Task statement: Using the records that follow, copy every line containing the word "Самарской".

Records for the exercise:
--- --- ---

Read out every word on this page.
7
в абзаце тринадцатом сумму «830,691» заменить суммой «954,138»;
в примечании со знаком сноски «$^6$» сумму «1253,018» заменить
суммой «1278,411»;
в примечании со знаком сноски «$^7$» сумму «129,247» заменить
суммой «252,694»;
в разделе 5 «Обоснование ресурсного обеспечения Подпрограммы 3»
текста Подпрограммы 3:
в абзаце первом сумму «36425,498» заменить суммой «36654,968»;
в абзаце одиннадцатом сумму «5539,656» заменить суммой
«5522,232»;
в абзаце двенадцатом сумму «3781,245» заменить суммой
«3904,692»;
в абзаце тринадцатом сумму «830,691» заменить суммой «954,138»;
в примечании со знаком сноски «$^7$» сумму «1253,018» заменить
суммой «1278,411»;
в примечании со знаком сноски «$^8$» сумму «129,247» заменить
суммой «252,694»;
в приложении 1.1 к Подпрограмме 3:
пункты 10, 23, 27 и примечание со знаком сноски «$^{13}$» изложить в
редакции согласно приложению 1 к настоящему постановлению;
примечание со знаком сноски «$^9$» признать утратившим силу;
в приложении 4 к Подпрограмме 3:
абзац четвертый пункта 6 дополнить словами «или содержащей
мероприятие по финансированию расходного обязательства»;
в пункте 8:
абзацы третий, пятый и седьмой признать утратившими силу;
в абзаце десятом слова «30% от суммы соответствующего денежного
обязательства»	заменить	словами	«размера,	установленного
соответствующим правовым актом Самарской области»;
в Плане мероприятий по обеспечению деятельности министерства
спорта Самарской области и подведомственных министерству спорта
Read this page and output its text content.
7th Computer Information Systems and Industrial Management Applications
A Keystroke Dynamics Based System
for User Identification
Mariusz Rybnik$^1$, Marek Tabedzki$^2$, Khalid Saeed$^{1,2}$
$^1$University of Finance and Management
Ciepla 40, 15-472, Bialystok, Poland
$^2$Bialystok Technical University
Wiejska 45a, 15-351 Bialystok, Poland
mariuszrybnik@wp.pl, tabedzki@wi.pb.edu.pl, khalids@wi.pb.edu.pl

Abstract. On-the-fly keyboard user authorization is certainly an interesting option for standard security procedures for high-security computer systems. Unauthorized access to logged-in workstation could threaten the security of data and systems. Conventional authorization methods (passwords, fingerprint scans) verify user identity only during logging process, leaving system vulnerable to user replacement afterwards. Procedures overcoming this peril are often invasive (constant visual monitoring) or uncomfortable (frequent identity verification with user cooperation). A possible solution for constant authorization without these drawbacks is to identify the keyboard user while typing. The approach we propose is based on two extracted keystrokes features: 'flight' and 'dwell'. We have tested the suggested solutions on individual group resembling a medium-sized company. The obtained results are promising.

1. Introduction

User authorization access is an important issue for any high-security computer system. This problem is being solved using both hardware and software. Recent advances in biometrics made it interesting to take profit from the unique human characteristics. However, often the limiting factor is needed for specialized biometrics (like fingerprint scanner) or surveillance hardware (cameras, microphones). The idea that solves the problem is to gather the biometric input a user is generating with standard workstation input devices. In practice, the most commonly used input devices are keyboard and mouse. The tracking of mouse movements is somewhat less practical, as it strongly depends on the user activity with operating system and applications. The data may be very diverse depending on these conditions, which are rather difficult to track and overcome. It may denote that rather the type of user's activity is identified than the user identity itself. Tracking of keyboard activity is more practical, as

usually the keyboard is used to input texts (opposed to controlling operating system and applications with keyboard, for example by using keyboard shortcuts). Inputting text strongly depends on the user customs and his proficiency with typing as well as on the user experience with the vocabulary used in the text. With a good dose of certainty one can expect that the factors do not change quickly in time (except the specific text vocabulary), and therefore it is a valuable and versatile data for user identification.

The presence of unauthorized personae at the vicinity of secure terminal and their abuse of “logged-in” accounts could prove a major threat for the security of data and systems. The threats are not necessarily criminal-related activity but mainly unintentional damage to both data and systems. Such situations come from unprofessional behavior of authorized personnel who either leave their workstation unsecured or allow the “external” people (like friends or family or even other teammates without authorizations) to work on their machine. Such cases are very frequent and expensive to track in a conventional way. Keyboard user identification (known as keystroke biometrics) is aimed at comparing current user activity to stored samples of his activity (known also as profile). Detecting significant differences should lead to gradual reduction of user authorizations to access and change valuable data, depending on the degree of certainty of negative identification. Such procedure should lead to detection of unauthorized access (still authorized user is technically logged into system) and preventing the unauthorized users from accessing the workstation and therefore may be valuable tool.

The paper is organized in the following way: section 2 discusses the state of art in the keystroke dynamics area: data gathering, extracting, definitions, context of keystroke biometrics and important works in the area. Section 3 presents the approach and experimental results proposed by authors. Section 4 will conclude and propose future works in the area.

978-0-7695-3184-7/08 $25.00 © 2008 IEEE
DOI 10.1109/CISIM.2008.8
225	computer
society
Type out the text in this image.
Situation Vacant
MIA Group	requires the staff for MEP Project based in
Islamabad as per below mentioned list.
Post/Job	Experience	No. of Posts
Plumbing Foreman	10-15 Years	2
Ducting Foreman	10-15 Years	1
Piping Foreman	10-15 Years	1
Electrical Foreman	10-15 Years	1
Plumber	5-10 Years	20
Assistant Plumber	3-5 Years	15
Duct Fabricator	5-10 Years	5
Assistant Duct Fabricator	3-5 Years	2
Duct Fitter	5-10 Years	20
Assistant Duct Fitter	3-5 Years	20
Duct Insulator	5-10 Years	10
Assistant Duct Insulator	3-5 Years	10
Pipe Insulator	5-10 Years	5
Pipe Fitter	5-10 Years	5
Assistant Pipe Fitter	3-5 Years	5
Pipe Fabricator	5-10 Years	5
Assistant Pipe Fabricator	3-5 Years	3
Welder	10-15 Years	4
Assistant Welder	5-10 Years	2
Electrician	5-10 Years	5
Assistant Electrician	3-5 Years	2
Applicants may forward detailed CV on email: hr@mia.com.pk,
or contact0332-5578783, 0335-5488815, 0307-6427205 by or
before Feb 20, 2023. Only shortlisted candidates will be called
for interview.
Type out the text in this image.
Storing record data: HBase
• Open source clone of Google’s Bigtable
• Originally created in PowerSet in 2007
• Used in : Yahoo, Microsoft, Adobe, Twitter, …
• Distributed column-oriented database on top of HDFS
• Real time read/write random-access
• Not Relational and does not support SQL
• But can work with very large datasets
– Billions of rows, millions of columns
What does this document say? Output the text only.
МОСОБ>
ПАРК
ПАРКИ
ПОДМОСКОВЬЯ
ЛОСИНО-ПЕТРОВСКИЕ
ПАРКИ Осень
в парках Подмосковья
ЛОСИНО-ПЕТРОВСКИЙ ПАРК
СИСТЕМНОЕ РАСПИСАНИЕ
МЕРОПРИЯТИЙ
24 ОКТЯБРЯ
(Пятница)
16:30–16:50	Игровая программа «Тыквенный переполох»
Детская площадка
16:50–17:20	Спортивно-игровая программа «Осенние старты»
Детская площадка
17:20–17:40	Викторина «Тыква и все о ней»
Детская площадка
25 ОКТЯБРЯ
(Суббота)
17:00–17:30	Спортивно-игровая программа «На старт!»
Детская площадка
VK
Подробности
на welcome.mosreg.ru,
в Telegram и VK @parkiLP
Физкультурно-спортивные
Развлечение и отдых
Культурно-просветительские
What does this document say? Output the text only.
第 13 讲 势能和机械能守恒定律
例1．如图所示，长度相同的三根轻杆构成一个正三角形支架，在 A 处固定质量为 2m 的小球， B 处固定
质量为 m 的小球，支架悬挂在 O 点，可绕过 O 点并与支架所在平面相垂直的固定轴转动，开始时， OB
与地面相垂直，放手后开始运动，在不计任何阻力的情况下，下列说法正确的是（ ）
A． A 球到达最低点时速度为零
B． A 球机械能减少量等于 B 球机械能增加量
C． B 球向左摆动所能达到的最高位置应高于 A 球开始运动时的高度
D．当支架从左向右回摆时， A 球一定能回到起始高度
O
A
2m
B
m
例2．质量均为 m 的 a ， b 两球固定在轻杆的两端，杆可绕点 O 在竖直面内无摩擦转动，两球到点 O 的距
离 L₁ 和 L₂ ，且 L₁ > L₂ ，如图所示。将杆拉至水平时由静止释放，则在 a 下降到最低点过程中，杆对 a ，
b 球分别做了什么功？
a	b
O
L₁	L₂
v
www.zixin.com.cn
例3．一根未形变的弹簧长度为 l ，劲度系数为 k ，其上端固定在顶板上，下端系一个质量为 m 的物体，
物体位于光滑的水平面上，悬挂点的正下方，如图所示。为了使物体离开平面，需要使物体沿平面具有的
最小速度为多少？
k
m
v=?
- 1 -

--- --- ---

Correct answer:
соответствующим правовым актом Самарской области»;
спорта Самарской области и подведомственных министерству спорта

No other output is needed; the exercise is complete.